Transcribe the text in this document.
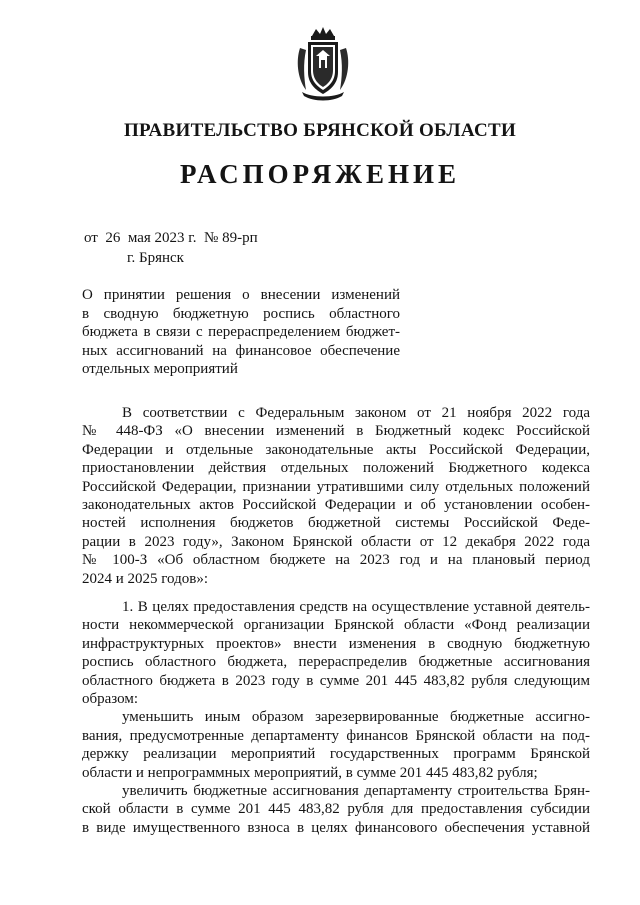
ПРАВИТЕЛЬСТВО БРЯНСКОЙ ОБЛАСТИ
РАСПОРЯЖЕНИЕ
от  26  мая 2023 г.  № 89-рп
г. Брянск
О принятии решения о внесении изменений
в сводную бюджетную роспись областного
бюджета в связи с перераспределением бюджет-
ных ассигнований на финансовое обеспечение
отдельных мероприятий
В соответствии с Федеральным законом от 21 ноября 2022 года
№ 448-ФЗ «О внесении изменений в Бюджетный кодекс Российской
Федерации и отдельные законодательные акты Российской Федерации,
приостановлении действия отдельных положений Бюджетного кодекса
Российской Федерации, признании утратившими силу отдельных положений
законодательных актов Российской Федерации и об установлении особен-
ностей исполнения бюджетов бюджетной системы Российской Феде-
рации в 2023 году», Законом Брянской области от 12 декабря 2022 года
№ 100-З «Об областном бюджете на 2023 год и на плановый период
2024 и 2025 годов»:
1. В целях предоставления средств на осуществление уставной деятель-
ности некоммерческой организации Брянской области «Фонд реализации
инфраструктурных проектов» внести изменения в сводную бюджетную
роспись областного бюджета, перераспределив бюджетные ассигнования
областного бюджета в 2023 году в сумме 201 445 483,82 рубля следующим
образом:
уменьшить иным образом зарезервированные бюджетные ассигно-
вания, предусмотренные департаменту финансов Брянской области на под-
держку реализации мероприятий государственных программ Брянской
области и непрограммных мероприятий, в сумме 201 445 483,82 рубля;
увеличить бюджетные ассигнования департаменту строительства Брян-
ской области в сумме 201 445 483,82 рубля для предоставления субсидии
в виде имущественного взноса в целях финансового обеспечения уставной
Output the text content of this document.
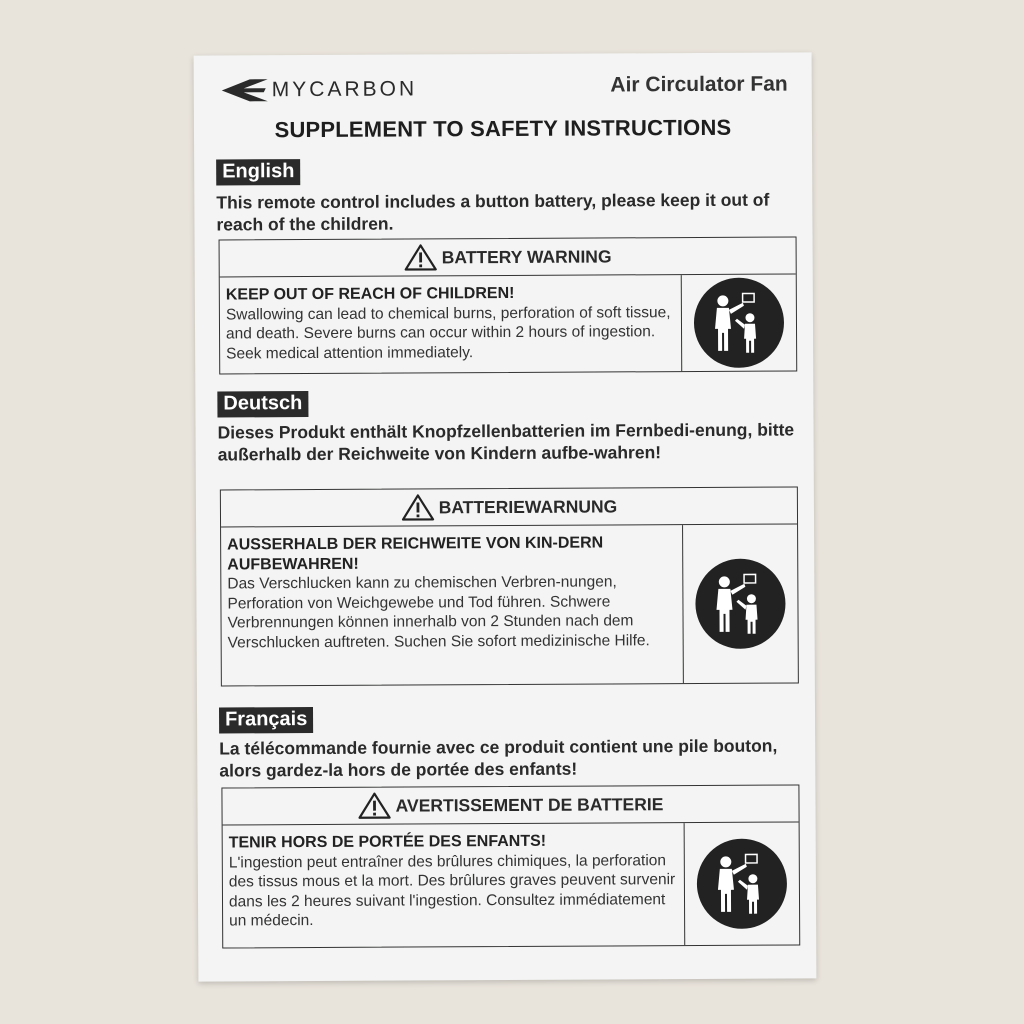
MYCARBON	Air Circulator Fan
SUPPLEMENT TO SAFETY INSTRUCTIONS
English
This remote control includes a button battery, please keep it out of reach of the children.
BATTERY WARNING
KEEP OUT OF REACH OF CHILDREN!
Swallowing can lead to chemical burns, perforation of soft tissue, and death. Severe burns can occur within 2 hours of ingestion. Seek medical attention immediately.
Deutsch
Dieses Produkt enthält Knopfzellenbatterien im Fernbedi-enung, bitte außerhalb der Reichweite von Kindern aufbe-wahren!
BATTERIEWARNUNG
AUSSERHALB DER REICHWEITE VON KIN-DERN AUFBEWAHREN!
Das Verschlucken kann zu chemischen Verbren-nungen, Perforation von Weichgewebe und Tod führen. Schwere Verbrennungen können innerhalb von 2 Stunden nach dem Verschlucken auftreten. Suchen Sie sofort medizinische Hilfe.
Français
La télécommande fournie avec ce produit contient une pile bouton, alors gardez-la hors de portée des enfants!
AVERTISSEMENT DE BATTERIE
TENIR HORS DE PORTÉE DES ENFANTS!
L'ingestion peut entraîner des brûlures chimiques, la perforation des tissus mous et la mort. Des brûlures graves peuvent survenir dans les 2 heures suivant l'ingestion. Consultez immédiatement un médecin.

::::::::

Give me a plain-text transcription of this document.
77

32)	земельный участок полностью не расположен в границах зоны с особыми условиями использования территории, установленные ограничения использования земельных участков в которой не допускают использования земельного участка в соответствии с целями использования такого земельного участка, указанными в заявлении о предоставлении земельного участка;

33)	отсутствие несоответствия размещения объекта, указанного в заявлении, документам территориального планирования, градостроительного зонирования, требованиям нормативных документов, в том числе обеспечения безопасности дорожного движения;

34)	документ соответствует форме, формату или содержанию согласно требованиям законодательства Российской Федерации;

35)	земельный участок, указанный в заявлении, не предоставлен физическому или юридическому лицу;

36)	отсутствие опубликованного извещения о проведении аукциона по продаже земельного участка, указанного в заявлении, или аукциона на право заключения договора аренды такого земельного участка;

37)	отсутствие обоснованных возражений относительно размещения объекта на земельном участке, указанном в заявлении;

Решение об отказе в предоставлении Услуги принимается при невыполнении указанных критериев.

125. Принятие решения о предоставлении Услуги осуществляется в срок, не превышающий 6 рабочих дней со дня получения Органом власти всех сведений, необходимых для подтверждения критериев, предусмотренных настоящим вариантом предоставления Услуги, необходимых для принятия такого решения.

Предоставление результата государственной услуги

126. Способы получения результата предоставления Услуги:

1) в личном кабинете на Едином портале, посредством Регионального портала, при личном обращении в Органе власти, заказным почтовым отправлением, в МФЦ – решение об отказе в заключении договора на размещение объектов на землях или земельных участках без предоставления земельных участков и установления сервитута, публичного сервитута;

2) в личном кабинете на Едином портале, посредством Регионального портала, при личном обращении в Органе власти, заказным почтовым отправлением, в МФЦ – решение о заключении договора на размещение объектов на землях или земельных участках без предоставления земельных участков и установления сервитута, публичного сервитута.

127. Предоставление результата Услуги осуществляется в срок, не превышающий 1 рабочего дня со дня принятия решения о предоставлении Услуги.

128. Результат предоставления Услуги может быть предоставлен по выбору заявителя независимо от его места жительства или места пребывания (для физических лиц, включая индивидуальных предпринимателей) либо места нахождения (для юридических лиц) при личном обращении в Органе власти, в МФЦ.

::::::::

JOB: Go over the data above and copy every line that has the word "осуществляется" in it.

RESULT OF THE EXERCISE:
125. Принятие решения о предоставлении Услуги осуществляется в срок, не превышающий 6 рабочих дней со дня получения Органом власти всех сведений, необходимых для подтверждения критериев, предусмотренных настоящим вариантом предоставления Услуги, необходимых для принятия такого решения.
127. Предоставление результата Услуги осуществляется в срок, не превышающий 1 рабочего дня со дня принятия решения о предоставлении Услуги.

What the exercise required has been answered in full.